[start of Supplied material]

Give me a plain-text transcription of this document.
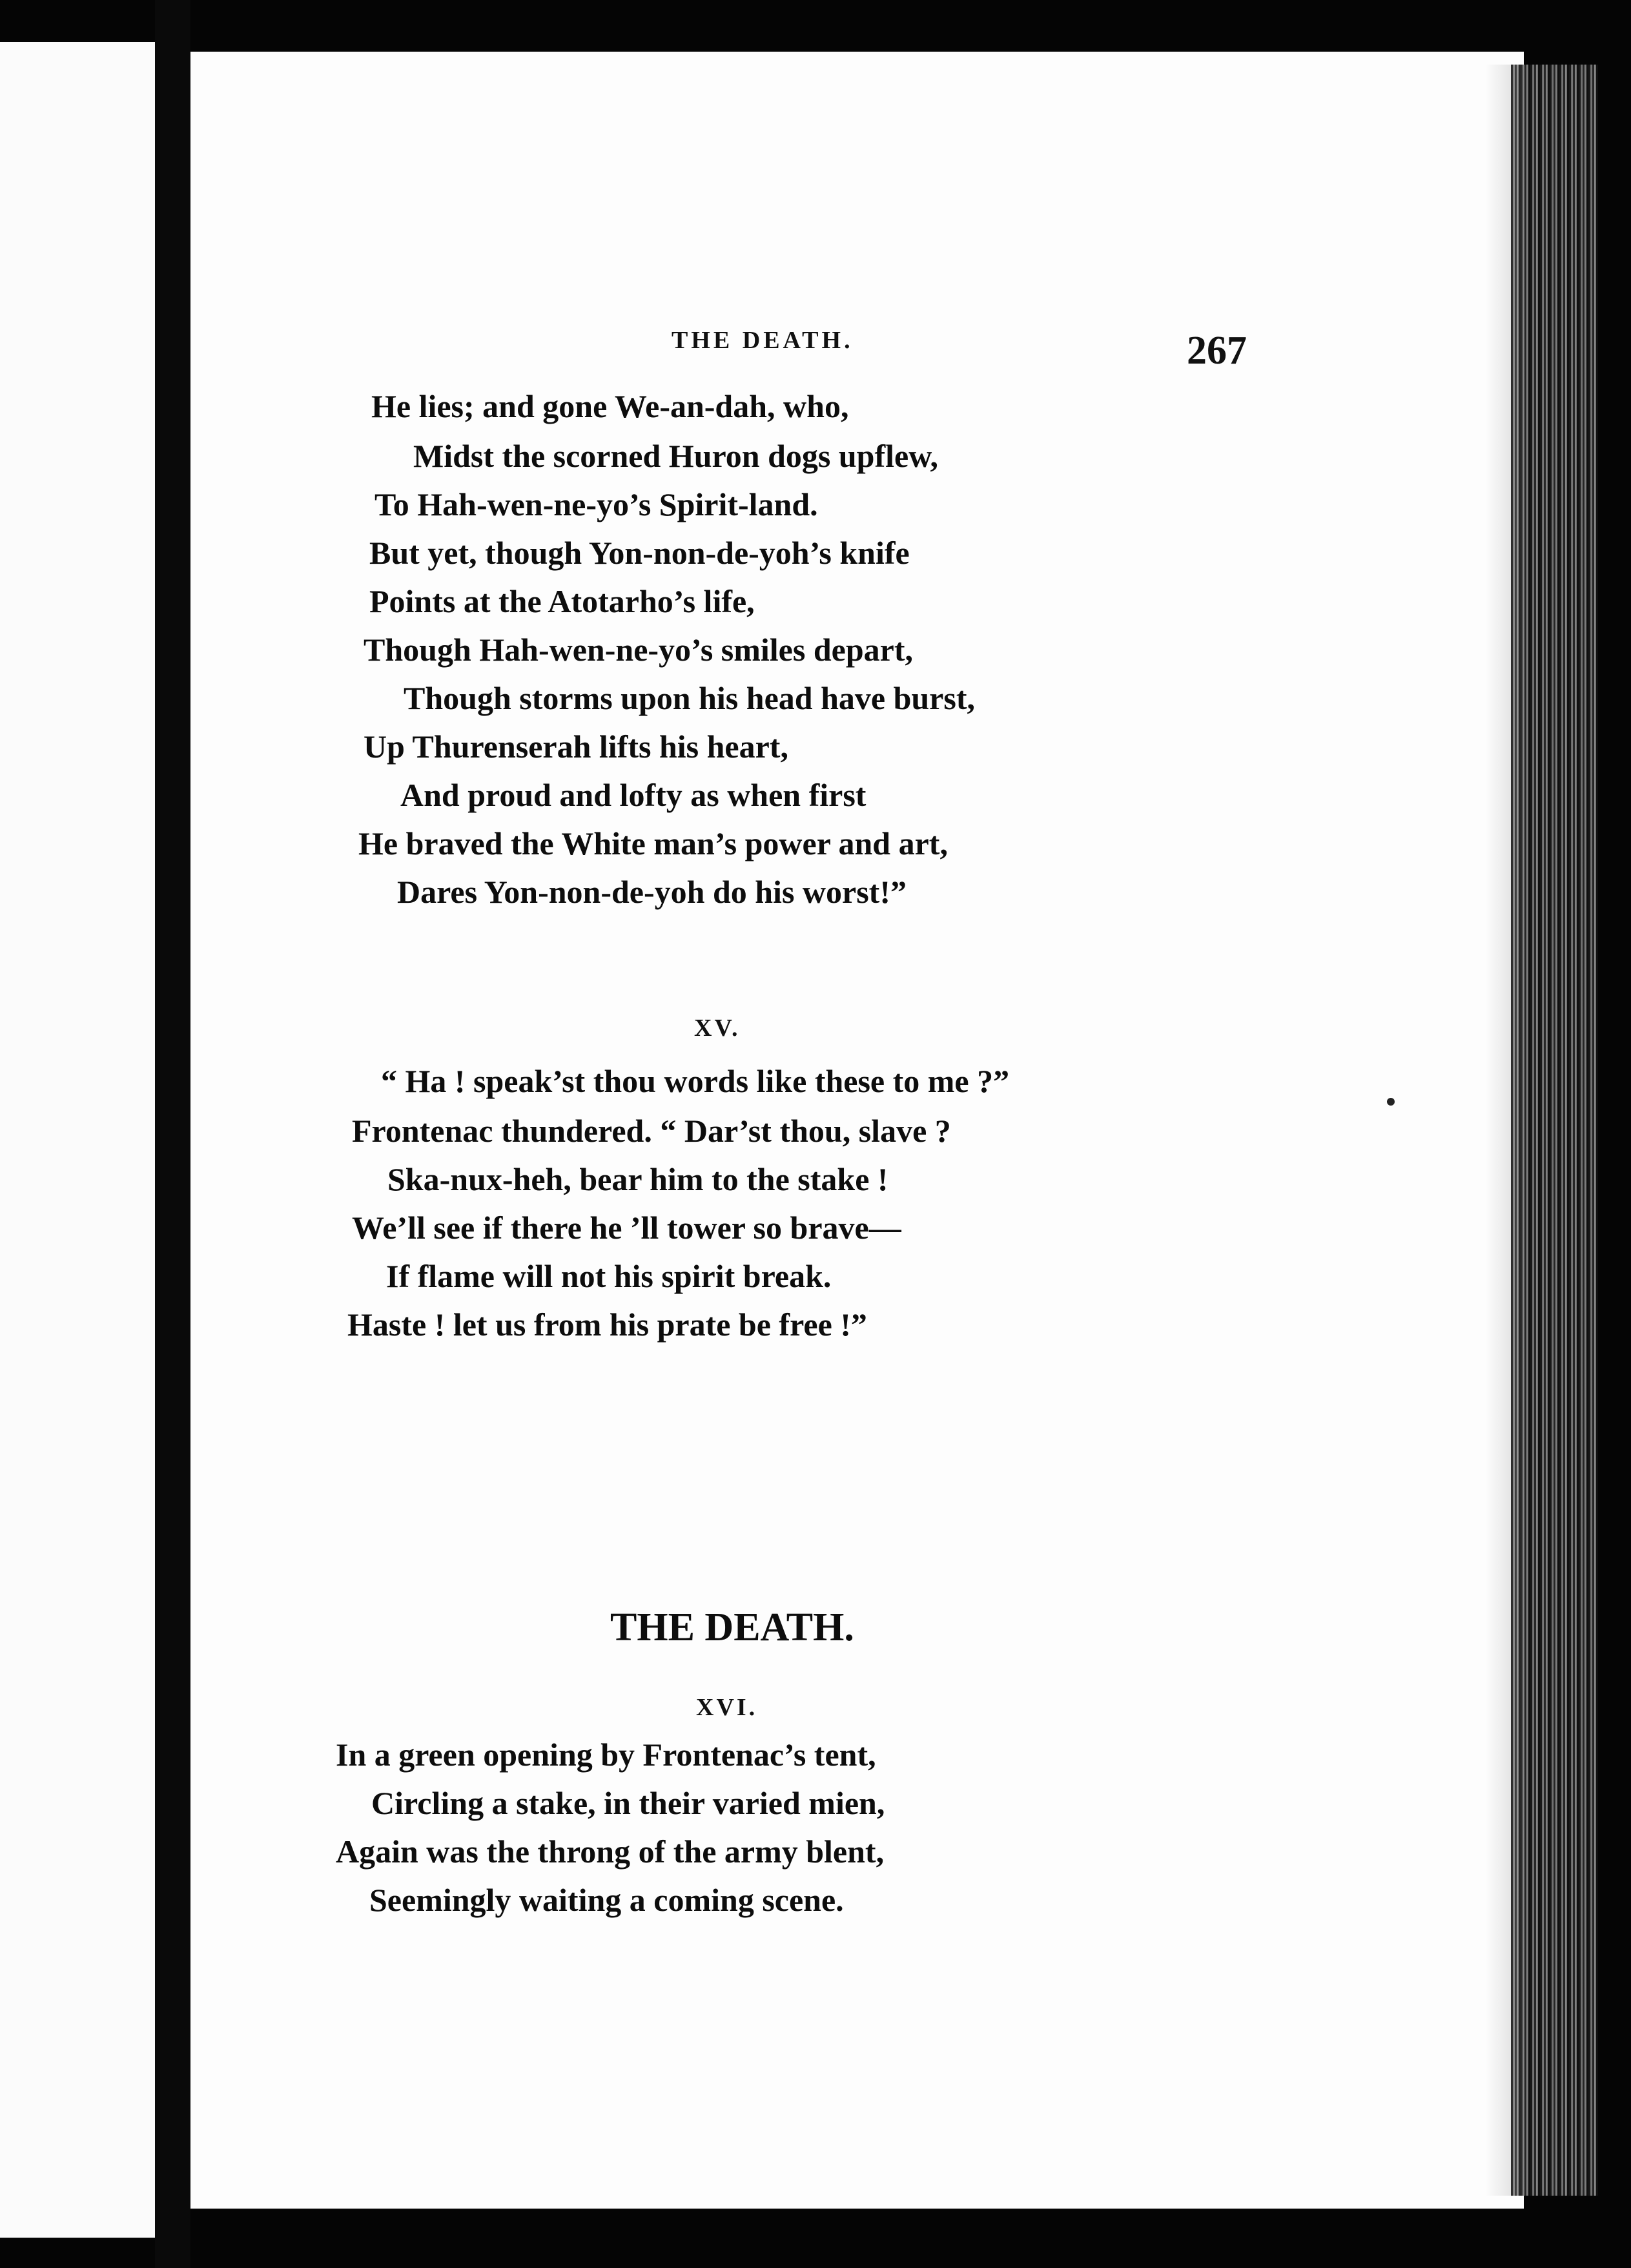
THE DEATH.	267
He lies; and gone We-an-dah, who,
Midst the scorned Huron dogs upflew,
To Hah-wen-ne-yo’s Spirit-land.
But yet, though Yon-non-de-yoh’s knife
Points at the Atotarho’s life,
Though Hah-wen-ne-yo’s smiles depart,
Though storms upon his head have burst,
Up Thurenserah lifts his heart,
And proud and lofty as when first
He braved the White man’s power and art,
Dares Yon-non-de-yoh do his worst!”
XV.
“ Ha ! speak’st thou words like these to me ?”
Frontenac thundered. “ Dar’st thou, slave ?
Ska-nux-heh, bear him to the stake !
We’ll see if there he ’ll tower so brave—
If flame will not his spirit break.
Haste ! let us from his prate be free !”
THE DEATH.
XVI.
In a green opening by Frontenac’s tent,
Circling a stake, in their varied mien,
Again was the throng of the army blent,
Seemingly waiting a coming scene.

[end of Supplied material]

The request: For this exercise, gather every line of the data that contains the word "stake".

Exercise result:
Ska-nux-heh, bear him to the stake !
Circling a stake, in their varied mien,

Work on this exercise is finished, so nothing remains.